-- start --

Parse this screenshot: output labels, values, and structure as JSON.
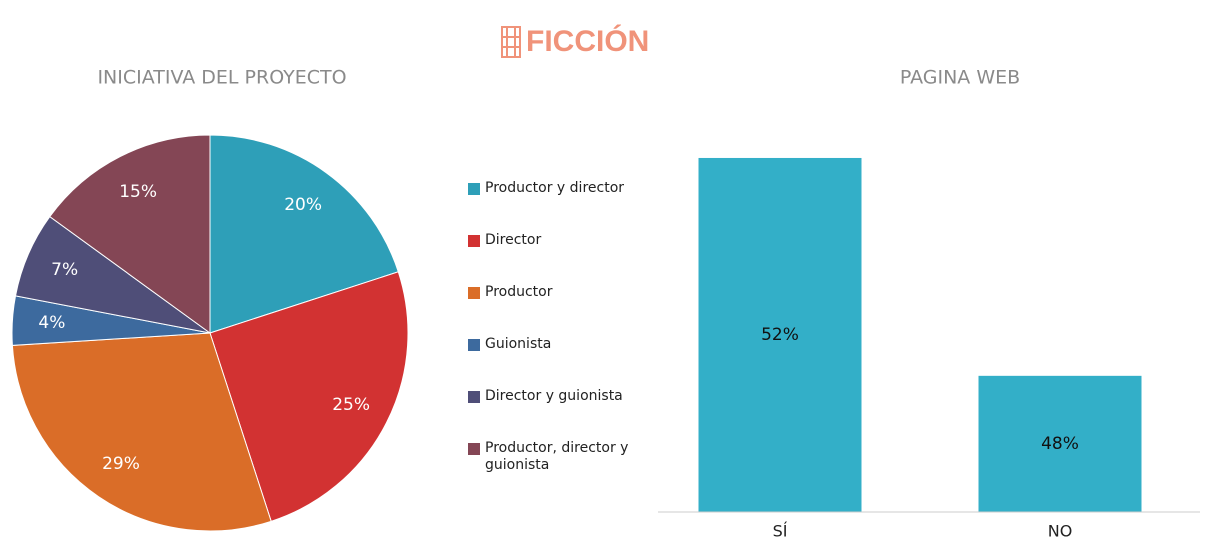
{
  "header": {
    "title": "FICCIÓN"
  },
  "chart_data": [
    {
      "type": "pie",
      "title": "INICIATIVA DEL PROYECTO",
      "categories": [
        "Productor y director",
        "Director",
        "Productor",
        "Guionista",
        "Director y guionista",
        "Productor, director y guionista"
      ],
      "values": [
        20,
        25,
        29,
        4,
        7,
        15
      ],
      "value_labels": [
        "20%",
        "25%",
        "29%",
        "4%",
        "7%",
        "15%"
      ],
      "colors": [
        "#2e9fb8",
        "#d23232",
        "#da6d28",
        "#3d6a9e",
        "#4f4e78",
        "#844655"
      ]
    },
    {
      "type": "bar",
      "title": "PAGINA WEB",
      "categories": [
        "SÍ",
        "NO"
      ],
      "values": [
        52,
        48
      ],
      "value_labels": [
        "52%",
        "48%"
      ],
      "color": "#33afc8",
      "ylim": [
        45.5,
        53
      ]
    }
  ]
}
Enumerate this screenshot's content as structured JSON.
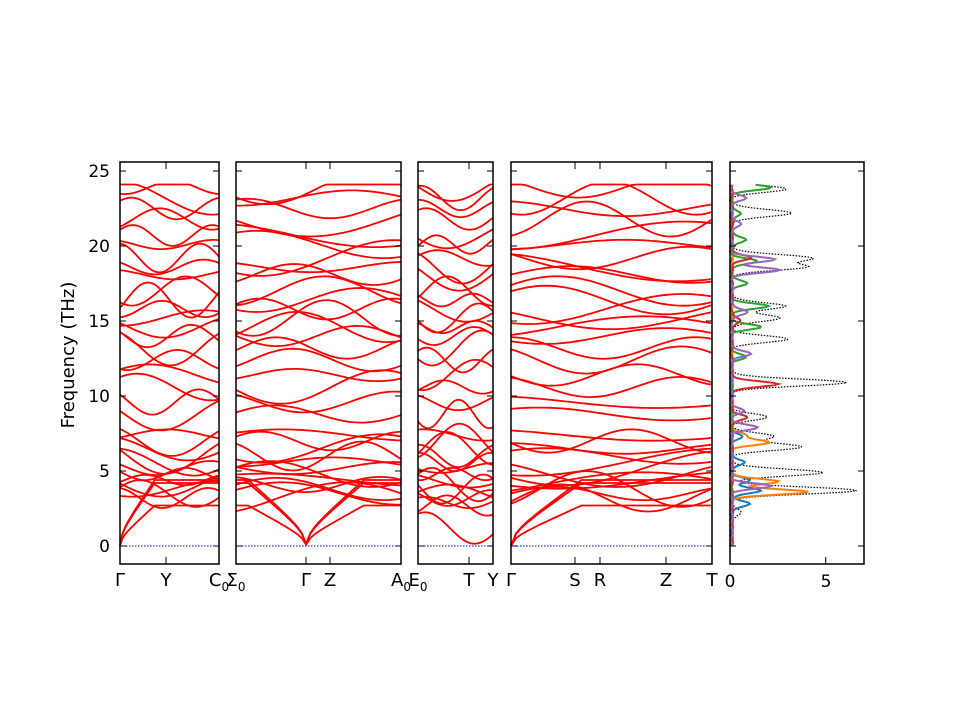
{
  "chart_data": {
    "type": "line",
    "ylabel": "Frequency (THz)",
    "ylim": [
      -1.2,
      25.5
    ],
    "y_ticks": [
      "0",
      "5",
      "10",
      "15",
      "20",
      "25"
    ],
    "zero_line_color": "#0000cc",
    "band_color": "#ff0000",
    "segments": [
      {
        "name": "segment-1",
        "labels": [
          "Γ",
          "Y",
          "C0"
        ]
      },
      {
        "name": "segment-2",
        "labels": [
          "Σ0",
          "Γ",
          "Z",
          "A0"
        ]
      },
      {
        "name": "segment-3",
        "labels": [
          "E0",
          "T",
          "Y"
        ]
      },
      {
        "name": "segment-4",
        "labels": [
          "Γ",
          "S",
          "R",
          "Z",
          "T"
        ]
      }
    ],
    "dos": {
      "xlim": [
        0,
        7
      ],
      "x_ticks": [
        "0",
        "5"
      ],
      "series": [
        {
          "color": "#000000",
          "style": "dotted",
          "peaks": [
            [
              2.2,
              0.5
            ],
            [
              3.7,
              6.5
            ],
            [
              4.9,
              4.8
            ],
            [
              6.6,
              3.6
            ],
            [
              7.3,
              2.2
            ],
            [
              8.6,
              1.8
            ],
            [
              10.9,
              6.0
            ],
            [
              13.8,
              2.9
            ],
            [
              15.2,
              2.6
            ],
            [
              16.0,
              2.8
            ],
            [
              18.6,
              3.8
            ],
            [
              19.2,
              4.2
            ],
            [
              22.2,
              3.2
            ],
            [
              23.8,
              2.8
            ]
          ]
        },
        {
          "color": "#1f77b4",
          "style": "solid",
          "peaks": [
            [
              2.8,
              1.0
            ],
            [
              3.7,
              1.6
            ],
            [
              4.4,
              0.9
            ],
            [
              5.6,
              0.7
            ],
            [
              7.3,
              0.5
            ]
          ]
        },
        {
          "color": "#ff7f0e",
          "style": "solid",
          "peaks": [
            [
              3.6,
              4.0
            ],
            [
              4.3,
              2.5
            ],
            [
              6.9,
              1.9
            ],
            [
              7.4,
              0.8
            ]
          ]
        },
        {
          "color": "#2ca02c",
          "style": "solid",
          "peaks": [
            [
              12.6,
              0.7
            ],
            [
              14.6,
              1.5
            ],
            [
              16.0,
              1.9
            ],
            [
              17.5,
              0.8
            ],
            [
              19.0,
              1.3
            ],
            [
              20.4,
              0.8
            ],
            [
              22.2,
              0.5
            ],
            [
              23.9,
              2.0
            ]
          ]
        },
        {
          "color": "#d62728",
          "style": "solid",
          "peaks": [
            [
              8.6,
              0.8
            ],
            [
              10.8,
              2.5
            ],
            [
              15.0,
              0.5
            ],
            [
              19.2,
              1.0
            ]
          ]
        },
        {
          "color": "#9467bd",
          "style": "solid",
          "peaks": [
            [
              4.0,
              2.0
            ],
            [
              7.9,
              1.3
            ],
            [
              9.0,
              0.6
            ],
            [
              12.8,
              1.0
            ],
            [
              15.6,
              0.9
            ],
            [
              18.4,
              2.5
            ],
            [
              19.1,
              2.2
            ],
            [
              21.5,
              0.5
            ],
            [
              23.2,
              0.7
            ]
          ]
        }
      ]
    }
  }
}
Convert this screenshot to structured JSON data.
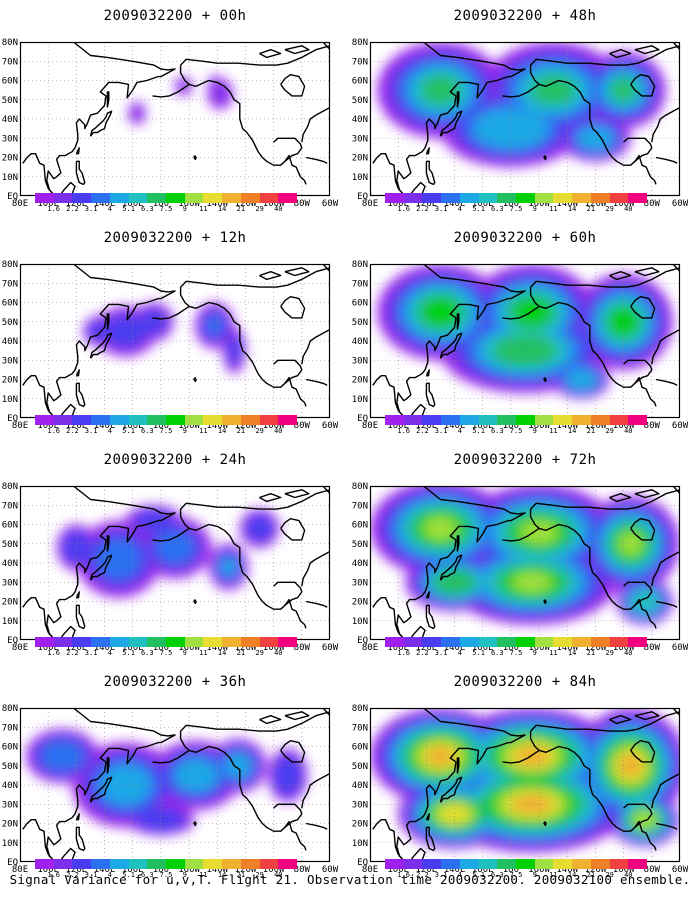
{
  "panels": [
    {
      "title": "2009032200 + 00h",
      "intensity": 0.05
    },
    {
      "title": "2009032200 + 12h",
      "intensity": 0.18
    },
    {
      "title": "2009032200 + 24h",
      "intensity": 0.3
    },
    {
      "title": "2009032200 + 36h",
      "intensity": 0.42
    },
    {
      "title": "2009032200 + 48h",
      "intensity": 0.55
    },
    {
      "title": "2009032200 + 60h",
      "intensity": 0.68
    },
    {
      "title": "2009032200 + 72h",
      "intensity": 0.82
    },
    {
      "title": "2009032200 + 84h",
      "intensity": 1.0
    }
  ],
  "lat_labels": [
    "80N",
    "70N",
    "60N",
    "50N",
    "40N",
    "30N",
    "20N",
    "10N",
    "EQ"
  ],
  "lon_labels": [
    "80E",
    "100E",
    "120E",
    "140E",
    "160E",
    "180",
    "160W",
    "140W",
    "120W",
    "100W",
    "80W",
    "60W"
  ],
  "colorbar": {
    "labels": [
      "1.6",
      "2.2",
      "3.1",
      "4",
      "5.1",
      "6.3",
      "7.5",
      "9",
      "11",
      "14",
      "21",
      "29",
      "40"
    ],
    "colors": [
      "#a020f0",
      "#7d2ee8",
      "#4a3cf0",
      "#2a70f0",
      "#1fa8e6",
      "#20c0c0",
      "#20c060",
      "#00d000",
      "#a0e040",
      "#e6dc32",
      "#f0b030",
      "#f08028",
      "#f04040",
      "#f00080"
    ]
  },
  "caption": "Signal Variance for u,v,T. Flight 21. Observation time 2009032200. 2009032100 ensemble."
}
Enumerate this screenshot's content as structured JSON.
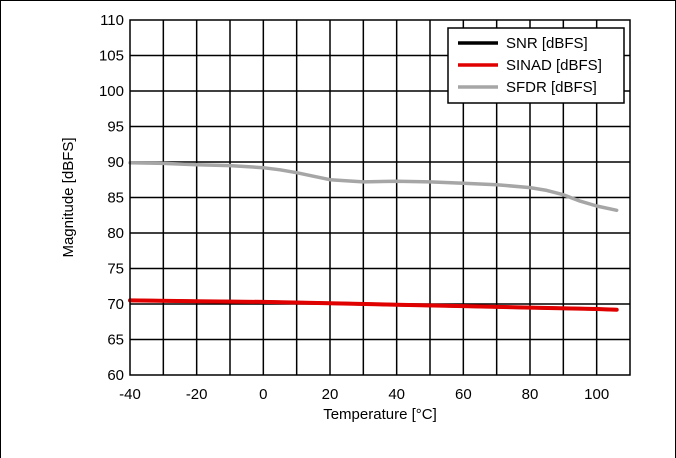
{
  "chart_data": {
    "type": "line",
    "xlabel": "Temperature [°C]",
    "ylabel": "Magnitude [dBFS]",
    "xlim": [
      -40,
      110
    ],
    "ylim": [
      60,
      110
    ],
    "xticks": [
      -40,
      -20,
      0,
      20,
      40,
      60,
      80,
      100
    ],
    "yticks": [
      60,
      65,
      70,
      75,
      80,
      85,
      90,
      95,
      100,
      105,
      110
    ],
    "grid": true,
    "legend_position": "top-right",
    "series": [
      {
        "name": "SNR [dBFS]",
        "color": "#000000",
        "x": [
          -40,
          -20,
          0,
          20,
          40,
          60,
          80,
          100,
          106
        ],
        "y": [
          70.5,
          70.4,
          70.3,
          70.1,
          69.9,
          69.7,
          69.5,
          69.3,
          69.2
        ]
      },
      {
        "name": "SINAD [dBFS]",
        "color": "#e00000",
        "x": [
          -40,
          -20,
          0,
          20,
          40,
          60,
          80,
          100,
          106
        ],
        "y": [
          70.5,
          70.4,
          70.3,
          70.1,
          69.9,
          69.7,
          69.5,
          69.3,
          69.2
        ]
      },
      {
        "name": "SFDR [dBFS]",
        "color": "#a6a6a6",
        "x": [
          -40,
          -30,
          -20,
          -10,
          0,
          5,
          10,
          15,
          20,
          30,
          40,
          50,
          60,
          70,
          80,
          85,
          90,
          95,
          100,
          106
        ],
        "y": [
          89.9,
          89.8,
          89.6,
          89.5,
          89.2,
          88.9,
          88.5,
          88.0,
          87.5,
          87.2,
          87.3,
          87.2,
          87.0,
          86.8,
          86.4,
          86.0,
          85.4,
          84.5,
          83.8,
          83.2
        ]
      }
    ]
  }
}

-- end --

### DO THIS
Examine the entries and report how many of their lines contain the string "name", giving no more than the number.

### WRITTEN REPLY
7